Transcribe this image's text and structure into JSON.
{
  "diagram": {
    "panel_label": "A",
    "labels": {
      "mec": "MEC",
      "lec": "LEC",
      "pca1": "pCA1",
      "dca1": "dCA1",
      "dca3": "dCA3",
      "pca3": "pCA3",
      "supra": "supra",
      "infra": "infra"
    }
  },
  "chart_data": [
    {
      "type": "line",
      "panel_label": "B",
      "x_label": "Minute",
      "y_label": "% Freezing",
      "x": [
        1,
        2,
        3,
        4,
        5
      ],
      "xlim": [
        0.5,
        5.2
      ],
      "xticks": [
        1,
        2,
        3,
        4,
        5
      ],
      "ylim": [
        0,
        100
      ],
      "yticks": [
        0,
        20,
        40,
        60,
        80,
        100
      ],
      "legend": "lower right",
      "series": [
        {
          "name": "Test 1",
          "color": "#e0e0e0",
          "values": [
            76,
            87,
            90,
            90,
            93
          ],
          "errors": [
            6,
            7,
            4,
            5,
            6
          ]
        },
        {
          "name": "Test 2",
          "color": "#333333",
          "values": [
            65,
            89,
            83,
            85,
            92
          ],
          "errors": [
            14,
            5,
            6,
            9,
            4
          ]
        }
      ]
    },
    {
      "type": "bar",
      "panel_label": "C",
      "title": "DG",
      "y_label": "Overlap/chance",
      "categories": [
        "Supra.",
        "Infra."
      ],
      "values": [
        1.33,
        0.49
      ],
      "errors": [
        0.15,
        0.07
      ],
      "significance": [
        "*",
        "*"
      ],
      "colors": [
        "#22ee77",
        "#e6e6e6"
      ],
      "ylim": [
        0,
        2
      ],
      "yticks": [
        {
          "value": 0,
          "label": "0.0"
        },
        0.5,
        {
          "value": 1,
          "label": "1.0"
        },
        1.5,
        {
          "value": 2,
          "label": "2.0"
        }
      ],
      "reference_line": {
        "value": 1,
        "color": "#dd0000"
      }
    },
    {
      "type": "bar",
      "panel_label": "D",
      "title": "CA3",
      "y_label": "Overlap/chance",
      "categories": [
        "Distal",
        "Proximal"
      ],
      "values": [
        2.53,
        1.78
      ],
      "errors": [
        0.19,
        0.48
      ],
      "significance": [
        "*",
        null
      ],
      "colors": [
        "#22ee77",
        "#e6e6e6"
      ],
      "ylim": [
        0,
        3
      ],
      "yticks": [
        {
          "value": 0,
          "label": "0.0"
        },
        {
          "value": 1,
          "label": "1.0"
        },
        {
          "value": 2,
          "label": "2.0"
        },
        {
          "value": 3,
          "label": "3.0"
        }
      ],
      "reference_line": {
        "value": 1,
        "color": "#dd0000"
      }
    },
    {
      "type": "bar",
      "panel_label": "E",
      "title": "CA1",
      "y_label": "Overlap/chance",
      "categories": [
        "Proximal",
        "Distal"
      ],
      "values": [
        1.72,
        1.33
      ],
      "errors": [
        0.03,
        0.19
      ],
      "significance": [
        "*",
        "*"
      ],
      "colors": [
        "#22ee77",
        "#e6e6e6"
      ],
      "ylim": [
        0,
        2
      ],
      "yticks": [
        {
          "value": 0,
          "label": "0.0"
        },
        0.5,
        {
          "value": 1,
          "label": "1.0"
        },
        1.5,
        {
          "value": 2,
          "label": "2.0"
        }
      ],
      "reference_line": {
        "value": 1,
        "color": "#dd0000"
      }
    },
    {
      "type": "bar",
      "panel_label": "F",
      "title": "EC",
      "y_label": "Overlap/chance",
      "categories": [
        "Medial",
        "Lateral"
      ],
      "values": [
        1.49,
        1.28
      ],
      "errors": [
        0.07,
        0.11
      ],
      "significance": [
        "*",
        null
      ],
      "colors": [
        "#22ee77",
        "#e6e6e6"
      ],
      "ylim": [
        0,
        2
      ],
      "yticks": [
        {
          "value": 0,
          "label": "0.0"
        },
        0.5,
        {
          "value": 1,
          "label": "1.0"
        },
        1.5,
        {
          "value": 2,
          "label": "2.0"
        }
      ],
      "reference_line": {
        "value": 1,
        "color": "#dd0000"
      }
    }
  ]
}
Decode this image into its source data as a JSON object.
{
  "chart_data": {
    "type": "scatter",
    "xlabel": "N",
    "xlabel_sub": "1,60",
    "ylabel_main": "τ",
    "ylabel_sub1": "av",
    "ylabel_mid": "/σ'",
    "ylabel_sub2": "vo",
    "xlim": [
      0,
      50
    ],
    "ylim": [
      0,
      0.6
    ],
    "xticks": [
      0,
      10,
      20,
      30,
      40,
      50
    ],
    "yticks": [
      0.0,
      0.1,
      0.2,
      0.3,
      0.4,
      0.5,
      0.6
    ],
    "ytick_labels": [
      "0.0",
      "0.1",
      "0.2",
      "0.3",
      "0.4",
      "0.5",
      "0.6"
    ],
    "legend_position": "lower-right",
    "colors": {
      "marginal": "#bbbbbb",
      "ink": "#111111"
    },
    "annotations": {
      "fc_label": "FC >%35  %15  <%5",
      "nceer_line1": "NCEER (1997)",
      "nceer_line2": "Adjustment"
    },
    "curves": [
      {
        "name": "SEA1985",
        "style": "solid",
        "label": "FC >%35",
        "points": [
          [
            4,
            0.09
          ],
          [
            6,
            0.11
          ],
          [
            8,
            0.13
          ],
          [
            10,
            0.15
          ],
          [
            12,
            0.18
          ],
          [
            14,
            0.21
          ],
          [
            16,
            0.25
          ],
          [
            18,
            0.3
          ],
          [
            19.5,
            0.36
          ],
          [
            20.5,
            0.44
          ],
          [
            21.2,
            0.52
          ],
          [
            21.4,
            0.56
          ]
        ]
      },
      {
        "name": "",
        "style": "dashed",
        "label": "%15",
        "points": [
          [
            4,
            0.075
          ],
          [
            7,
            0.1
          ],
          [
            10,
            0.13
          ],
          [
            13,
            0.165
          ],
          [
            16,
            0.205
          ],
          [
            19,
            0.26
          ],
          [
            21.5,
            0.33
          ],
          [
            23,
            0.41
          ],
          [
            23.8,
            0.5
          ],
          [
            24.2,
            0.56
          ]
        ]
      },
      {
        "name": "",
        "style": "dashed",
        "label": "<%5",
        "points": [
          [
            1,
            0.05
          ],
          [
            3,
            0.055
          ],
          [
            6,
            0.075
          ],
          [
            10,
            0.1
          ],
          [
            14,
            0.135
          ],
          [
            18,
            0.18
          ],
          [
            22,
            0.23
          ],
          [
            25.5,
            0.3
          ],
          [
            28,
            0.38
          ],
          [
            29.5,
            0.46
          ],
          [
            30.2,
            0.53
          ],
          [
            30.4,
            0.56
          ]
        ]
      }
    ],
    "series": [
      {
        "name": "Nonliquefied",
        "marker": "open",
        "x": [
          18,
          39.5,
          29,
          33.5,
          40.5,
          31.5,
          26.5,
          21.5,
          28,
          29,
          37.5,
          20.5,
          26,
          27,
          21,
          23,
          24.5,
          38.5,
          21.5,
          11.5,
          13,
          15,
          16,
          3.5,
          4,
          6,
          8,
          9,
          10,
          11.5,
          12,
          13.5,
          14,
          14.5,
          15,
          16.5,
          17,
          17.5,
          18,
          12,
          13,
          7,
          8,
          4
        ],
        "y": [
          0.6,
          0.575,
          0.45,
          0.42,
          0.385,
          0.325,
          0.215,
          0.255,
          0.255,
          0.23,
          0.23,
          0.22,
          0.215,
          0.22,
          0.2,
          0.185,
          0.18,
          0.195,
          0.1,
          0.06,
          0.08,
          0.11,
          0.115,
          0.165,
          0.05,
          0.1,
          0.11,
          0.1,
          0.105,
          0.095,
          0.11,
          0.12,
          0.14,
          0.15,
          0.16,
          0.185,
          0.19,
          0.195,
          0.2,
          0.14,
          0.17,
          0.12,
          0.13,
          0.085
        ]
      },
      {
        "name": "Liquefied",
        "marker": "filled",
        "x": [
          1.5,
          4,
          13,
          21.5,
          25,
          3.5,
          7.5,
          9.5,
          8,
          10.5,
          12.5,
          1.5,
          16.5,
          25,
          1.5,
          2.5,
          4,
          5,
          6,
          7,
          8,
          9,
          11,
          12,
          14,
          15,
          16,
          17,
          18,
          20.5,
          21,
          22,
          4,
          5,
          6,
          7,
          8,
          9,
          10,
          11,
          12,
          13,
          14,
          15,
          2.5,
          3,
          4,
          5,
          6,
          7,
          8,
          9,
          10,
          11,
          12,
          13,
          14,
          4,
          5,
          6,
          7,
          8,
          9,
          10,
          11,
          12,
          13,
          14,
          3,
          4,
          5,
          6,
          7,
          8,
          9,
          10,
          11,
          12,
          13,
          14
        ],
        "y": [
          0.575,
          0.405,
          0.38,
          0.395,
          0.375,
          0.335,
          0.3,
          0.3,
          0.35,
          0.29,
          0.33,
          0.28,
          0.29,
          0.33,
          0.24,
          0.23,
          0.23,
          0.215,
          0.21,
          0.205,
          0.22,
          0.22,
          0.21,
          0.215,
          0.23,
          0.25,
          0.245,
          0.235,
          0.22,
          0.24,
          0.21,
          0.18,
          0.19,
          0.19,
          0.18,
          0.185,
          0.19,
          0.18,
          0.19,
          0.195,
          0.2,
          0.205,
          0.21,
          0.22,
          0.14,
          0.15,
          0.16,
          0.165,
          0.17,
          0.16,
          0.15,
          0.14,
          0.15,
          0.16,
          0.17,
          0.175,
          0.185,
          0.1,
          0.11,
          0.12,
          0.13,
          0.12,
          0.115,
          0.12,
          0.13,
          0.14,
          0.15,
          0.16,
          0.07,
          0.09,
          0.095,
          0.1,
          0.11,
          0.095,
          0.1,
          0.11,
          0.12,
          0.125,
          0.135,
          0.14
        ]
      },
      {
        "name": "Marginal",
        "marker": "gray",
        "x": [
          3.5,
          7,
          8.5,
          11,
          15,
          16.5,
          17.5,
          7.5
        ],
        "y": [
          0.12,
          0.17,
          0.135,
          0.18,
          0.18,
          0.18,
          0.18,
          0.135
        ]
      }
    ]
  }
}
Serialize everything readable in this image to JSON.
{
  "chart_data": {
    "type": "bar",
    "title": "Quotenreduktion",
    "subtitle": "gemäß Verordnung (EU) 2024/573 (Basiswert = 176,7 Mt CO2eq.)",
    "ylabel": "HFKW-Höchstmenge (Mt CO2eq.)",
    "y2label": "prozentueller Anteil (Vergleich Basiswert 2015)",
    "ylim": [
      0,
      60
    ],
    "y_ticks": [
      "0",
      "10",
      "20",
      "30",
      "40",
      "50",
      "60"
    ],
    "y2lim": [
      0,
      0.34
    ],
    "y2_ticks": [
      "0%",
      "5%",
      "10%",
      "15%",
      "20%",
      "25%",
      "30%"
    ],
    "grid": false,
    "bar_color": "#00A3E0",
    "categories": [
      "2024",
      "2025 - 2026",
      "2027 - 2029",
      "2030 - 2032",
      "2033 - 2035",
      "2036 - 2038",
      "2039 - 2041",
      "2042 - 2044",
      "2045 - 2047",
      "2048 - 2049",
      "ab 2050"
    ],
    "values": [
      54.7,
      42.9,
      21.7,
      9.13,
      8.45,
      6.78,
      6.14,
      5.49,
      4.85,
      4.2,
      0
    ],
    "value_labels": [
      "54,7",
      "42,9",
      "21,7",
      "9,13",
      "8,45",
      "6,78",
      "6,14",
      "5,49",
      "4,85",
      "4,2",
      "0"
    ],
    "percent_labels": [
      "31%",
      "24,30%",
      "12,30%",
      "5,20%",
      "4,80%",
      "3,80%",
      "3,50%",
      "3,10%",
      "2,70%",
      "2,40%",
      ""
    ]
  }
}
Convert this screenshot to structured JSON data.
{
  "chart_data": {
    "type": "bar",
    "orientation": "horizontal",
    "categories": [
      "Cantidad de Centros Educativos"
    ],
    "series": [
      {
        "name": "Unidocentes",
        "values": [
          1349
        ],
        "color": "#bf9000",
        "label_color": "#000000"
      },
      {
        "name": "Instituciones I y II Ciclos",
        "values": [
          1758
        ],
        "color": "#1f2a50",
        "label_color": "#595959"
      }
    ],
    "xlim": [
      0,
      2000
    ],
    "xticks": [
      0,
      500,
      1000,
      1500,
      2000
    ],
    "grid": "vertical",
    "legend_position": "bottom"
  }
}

---

▶ [What the task requires]:
For the data above, state how many lines contain "lower"; the number is the whole answer.

▶ [Answer to the task]:
2